* _Given request_
Return all lines where the word "ACCURACY" can be found.

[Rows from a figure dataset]
------------------------------------------------------------------------

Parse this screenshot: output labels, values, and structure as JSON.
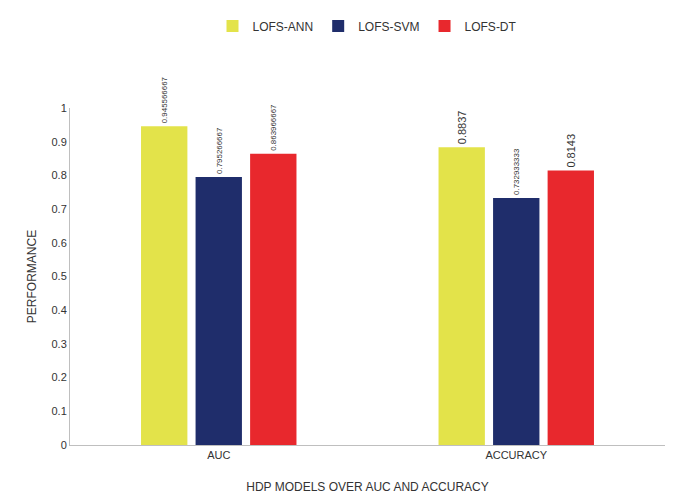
{
  "chart_data": {
    "type": "bar",
    "categories": [
      "AUC",
      "ACCURACY"
    ],
    "series": [
      {
        "name": "LOFS-ANN",
        "color": "#e3e34a",
        "values": [
          0.945566667,
          0.8837
        ]
      },
      {
        "name": "LOFS-SVM",
        "color": "#1f2d6b",
        "values": [
          0.795266667,
          0.732933333
        ]
      },
      {
        "name": "LOFS-DT",
        "color": "#e8282d",
        "values": [
          0.863966667,
          0.8143
        ]
      }
    ],
    "xlabel": "HDP MODELS OVER AUC AND ACCURACY",
    "ylabel": "PERFORMANCE",
    "ylim": [
      0,
      1
    ],
    "yticks": [
      0,
      0.1,
      0.2,
      0.3,
      0.4,
      0.5,
      0.6,
      0.7,
      0.8,
      0.9,
      1
    ],
    "grid": false,
    "legend": "top",
    "data_labels": true
  }
}
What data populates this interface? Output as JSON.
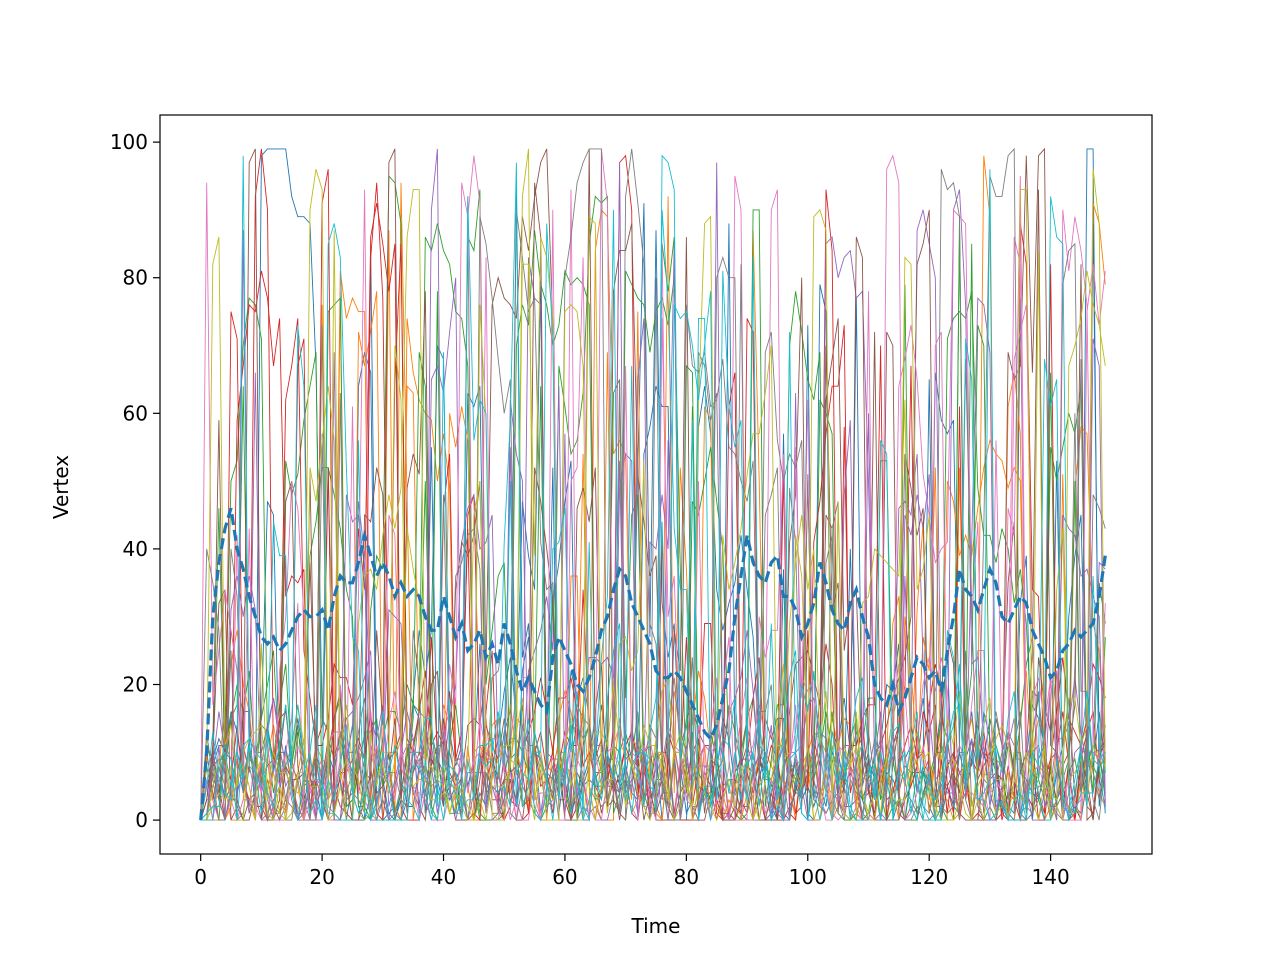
{
  "chart_data": {
    "type": "line",
    "title": "",
    "xlabel": "Time",
    "ylabel": "Vertex",
    "xlim": [
      -6.7,
      156.7
    ],
    "ylim": [
      -5,
      104
    ],
    "x_ticks": [
      0,
      20,
      40,
      60,
      80,
      100,
      120,
      140
    ],
    "y_ticks": [
      0,
      20,
      40,
      60,
      80,
      100
    ],
    "x_tick_labels": [
      "0",
      "20",
      "40",
      "60",
      "80",
      "100",
      "120",
      "140"
    ],
    "y_tick_labels": [
      "0",
      "20",
      "40",
      "60",
      "80",
      "100"
    ],
    "grid": false,
    "legend": "none",
    "background_series": {
      "count": 10,
      "length": 150,
      "value_range": [
        0,
        99
      ],
      "colors": [
        "#1f77b4",
        "#ff7f0e",
        "#2ca02c",
        "#d62728",
        "#9467bd",
        "#8c564b",
        "#e377c2",
        "#7f7f7f",
        "#bcbd22",
        "#17becf"
      ],
      "note": "dense random-walk vertex trajectories"
    },
    "mean_series": {
      "style": "dashed",
      "color": "#1f77b4",
      "x": [
        0,
        1,
        2,
        3,
        4,
        5,
        6,
        7,
        8,
        9,
        10,
        11,
        12,
        13,
        14,
        15,
        16,
        17,
        18,
        19,
        20,
        21,
        22,
        23,
        24,
        25,
        26,
        27,
        28,
        29,
        30,
        31,
        32,
        33,
        34,
        35,
        36,
        37,
        38,
        39,
        40,
        41,
        42,
        43,
        44,
        45,
        46,
        47,
        48,
        49,
        50,
        51,
        52,
        53,
        54,
        55,
        56,
        57,
        58,
        59,
        60,
        61,
        62,
        63,
        64,
        65,
        66,
        67,
        68,
        69,
        70,
        71,
        72,
        73,
        74,
        75,
        76,
        77,
        78,
        79,
        80,
        81,
        82,
        83,
        84,
        85,
        86,
        87,
        88,
        89,
        90,
        91,
        92,
        93,
        94,
        95,
        96,
        97,
        98,
        99,
        100,
        101,
        102,
        103,
        104,
        105,
        106,
        107,
        108,
        109,
        110,
        111,
        112,
        113,
        114,
        115,
        116,
        117,
        118,
        119,
        120,
        121,
        122,
        123,
        124,
        125,
        126,
        127,
        128,
        129,
        130,
        131,
        132,
        133,
        134,
        135,
        136,
        137,
        138,
        139,
        140,
        141,
        142,
        143,
        144,
        145,
        146,
        147,
        148,
        149
      ],
      "values": [
        0,
        10,
        30,
        38,
        43,
        46,
        40,
        37,
        33,
        30,
        27,
        26,
        27,
        25,
        26,
        28,
        30,
        31,
        30,
        30,
        31,
        28,
        33,
        36,
        35,
        35,
        38,
        42,
        39,
        36,
        38,
        36,
        33,
        35,
        33,
        34,
        33,
        30,
        28,
        28,
        33,
        30,
        27,
        29,
        25,
        26,
        28,
        24,
        26,
        23,
        29,
        26,
        22,
        19,
        21,
        19,
        17,
        16,
        24,
        27,
        25,
        23,
        20,
        19,
        21,
        24,
        28,
        30,
        34,
        37,
        36,
        32,
        30,
        28,
        26,
        22,
        21,
        21,
        22,
        21,
        19,
        17,
        15,
        13,
        12,
        14,
        18,
        22,
        30,
        36,
        42,
        38,
        36,
        35,
        38,
        39,
        33,
        33,
        31,
        27,
        29,
        32,
        38,
        35,
        31,
        29,
        28,
        32,
        34,
        30,
        27,
        20,
        18,
        17,
        20,
        16,
        18,
        21,
        24,
        23,
        21,
        22,
        19,
        25,
        30,
        37,
        34,
        33,
        31,
        34,
        37,
        35,
        30,
        29,
        31,
        33,
        32,
        28,
        26,
        24,
        21,
        22,
        25,
        26,
        28,
        27,
        28,
        29,
        33,
        39
      ],
      "values_note": "shape of thick dashed mean line, approximate"
    }
  }
}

------------------------------------------------------------------------

* _Final answer_
      "ACCURACY"
    "xlabel": "HDP MODELS OVER AUC AND ACCURACY",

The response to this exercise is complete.